(Goal of the exercise):
Each line that holds the word "location" counts once. Give the total number of such lines and nothing else.

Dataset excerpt
· · · · · · ·

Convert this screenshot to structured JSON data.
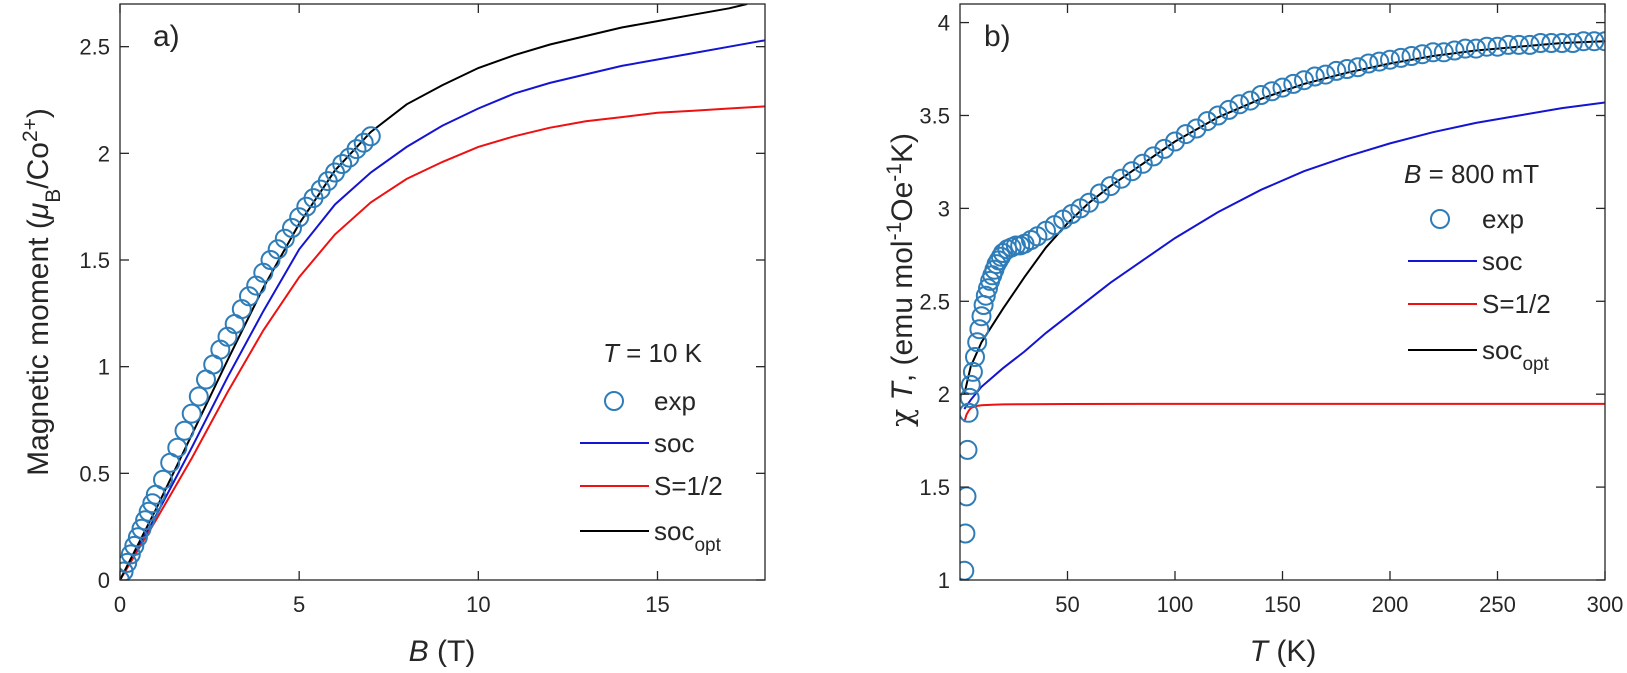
{
  "chart_data": [
    {
      "type": "line",
      "panel_label": "a)",
      "xlabel": {
        "var": "B",
        "unit": "(T)"
      },
      "ylabel": {
        "main": "Magnetic moment (",
        "mu": "μ",
        "sub1": "B",
        "mid": "/Co",
        "sup": "2+",
        "end": ")"
      },
      "xlim": [
        0,
        18
      ],
      "ylim": [
        0,
        2.7
      ],
      "xticks": [
        0,
        5,
        10,
        15
      ],
      "yticks": [
        0,
        0.5,
        1,
        1.5,
        2,
        2.5
      ],
      "xtick_labels": [
        "0",
        "5",
        "10",
        "15"
      ],
      "ytick_labels": [
        "0",
        "0.5",
        "1",
        "1.5",
        "2",
        "2.5"
      ],
      "legend": {
        "title": {
          "var": "T",
          "rest": " = 10 K"
        },
        "location": "bottom-right",
        "entries": [
          "exp",
          "soc",
          "S=1/2",
          "soc_opt"
        ]
      },
      "series": [
        {
          "name": "exp",
          "style": "markers",
          "color": "#2F7DB8",
          "x": [
            0.0,
            0.1,
            0.2,
            0.3,
            0.4,
            0.5,
            0.6,
            0.7,
            0.8,
            0.9,
            1.0,
            1.2,
            1.4,
            1.6,
            1.8,
            2.0,
            2.2,
            2.4,
            2.6,
            2.8,
            3.0,
            3.2,
            3.4,
            3.6,
            3.8,
            4.0,
            4.2,
            4.4,
            4.6,
            4.8,
            5.0,
            5.2,
            5.4,
            5.6,
            5.8,
            6.0,
            6.2,
            6.4,
            6.6,
            6.8,
            7.0
          ],
          "y": [
            0.0,
            0.04,
            0.08,
            0.12,
            0.16,
            0.2,
            0.24,
            0.28,
            0.32,
            0.36,
            0.4,
            0.47,
            0.55,
            0.62,
            0.7,
            0.78,
            0.86,
            0.94,
            1.01,
            1.08,
            1.14,
            1.2,
            1.27,
            1.33,
            1.38,
            1.44,
            1.5,
            1.55,
            1.6,
            1.65,
            1.7,
            1.75,
            1.79,
            1.83,
            1.87,
            1.91,
            1.95,
            1.98,
            2.02,
            2.05,
            2.08
          ]
        },
        {
          "name": "soc",
          "style": "line",
          "color": "#1414D2",
          "x": [
            0,
            1,
            2,
            3,
            4,
            5,
            6,
            7,
            8,
            9,
            10,
            11,
            12,
            13,
            14,
            15,
            16,
            17,
            18
          ],
          "y": [
            0,
            0.3,
            0.62,
            0.95,
            1.26,
            1.55,
            1.76,
            1.91,
            2.03,
            2.13,
            2.21,
            2.28,
            2.33,
            2.37,
            2.41,
            2.44,
            2.47,
            2.5,
            2.53
          ]
        },
        {
          "name": "S=1/2",
          "style": "line",
          "color": "#EE1111",
          "x": [
            0,
            1,
            2,
            3,
            4,
            5,
            6,
            7,
            8,
            9,
            10,
            11,
            12,
            13,
            14,
            15,
            16,
            17,
            18
          ],
          "y": [
            0,
            0.28,
            0.57,
            0.88,
            1.17,
            1.42,
            1.62,
            1.77,
            1.88,
            1.96,
            2.03,
            2.08,
            2.12,
            2.15,
            2.17,
            2.19,
            2.2,
            2.21,
            2.22
          ]
        },
        {
          "name": "soc_opt",
          "style": "line",
          "color": "#000000",
          "x": [
            0,
            1,
            2,
            3,
            4,
            5,
            6,
            7,
            8,
            9,
            10,
            11,
            12,
            13,
            14,
            15,
            16,
            17,
            17.5
          ],
          "y": [
            0,
            0.33,
            0.68,
            1.03,
            1.37,
            1.67,
            1.92,
            2.1,
            2.23,
            2.32,
            2.4,
            2.46,
            2.51,
            2.55,
            2.59,
            2.62,
            2.65,
            2.68,
            2.7
          ]
        }
      ]
    },
    {
      "type": "line",
      "panel_label": "b)",
      "xlabel": {
        "var": "T",
        "unit": "(K)"
      },
      "ylabel": {
        "chi": "χ",
        "T": "T",
        "rest1": ", (emu mol",
        "sup1": "-1",
        "rest2": "Oe",
        "sup2": "-1",
        "rest3": "K)"
      },
      "xlim": [
        0,
        300
      ],
      "ylim": [
        1,
        4.1
      ],
      "xticks": [
        50,
        100,
        150,
        200,
        250,
        300
      ],
      "yticks": [
        1,
        1.5,
        2,
        2.5,
        3,
        3.5,
        4
      ],
      "xtick_labels": [
        "50",
        "100",
        "150",
        "200",
        "250",
        "300"
      ],
      "ytick_labels": [
        "1",
        "1.5",
        "2",
        "2.5",
        "3",
        "3.5",
        "4"
      ],
      "legend": {
        "title": {
          "var": "B",
          "rest": " = 800 mT"
        },
        "location": "top-right",
        "entries": [
          "exp",
          "soc",
          "S=1/2",
          "soc_opt"
        ]
      },
      "series": [
        {
          "name": "exp",
          "style": "markers",
          "color": "#2F7DB8",
          "x": [
            2,
            2.5,
            3,
            3.5,
            4,
            4.5,
            5,
            6,
            7,
            8,
            9,
            10,
            11,
            12,
            13,
            14,
            15,
            16,
            17,
            18,
            19,
            20,
            22,
            24,
            26,
            28,
            30,
            33,
            36,
            40,
            44,
            48,
            52,
            56,
            60,
            65,
            70,
            75,
            80,
            85,
            90,
            95,
            100,
            105,
            110,
            115,
            120,
            125,
            130,
            135,
            140,
            145,
            150,
            155,
            160,
            165,
            170,
            175,
            180,
            185,
            190,
            195,
            200,
            205,
            210,
            215,
            220,
            225,
            230,
            235,
            240,
            245,
            250,
            255,
            260,
            265,
            270,
            275,
            280,
            285,
            290,
            295,
            300
          ],
          "y": [
            1.05,
            1.25,
            1.45,
            1.7,
            1.9,
            1.98,
            2.05,
            2.12,
            2.2,
            2.28,
            2.35,
            2.42,
            2.48,
            2.53,
            2.57,
            2.61,
            2.64,
            2.67,
            2.7,
            2.72,
            2.74,
            2.76,
            2.78,
            2.79,
            2.8,
            2.8,
            2.81,
            2.83,
            2.85,
            2.88,
            2.91,
            2.94,
            2.97,
            3.0,
            3.03,
            3.08,
            3.12,
            3.16,
            3.2,
            3.24,
            3.28,
            3.32,
            3.36,
            3.4,
            3.43,
            3.47,
            3.5,
            3.53,
            3.56,
            3.58,
            3.61,
            3.63,
            3.65,
            3.67,
            3.69,
            3.71,
            3.72,
            3.74,
            3.75,
            3.76,
            3.78,
            3.79,
            3.8,
            3.81,
            3.82,
            3.83,
            3.84,
            3.84,
            3.85,
            3.86,
            3.86,
            3.87,
            3.87,
            3.88,
            3.88,
            3.88,
            3.89,
            3.89,
            3.89,
            3.89,
            3.9,
            3.9,
            3.9
          ]
        },
        {
          "name": "soc",
          "style": "line",
          "color": "#1414D2",
          "x": [
            2,
            5,
            10,
            20,
            30,
            40,
            50,
            60,
            70,
            80,
            100,
            120,
            140,
            160,
            180,
            200,
            220,
            240,
            260,
            280,
            300
          ],
          "y": [
            1.92,
            1.97,
            2.04,
            2.14,
            2.23,
            2.33,
            2.42,
            2.51,
            2.6,
            2.68,
            2.84,
            2.98,
            3.1,
            3.2,
            3.28,
            3.35,
            3.41,
            3.46,
            3.5,
            3.54,
            3.57
          ]
        },
        {
          "name": "S=1/2",
          "style": "line",
          "color": "#EE1111",
          "x": [
            2,
            3,
            4,
            5,
            6,
            8,
            10,
            15,
            20,
            30,
            50,
            100,
            150,
            200,
            250,
            300
          ],
          "y": [
            1.85,
            1.89,
            1.91,
            1.925,
            1.93,
            1.937,
            1.94,
            1.943,
            1.945,
            1.946,
            1.947,
            1.948,
            1.948,
            1.948,
            1.948,
            1.948
          ]
        },
        {
          "name": "soc_opt",
          "style": "line",
          "color": "#000000",
          "x": [
            2,
            5,
            10,
            20,
            30,
            40,
            50,
            60,
            70,
            80,
            100,
            120,
            140,
            160,
            180,
            200,
            220,
            240,
            260,
            280,
            300
          ],
          "y": [
            2.0,
            2.15,
            2.28,
            2.46,
            2.63,
            2.79,
            2.92,
            3.03,
            3.12,
            3.2,
            3.36,
            3.49,
            3.59,
            3.67,
            3.73,
            3.78,
            3.82,
            3.85,
            3.87,
            3.89,
            3.9
          ]
        }
      ]
    }
  ]
}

· · · · · · ·

(Result of this task):
2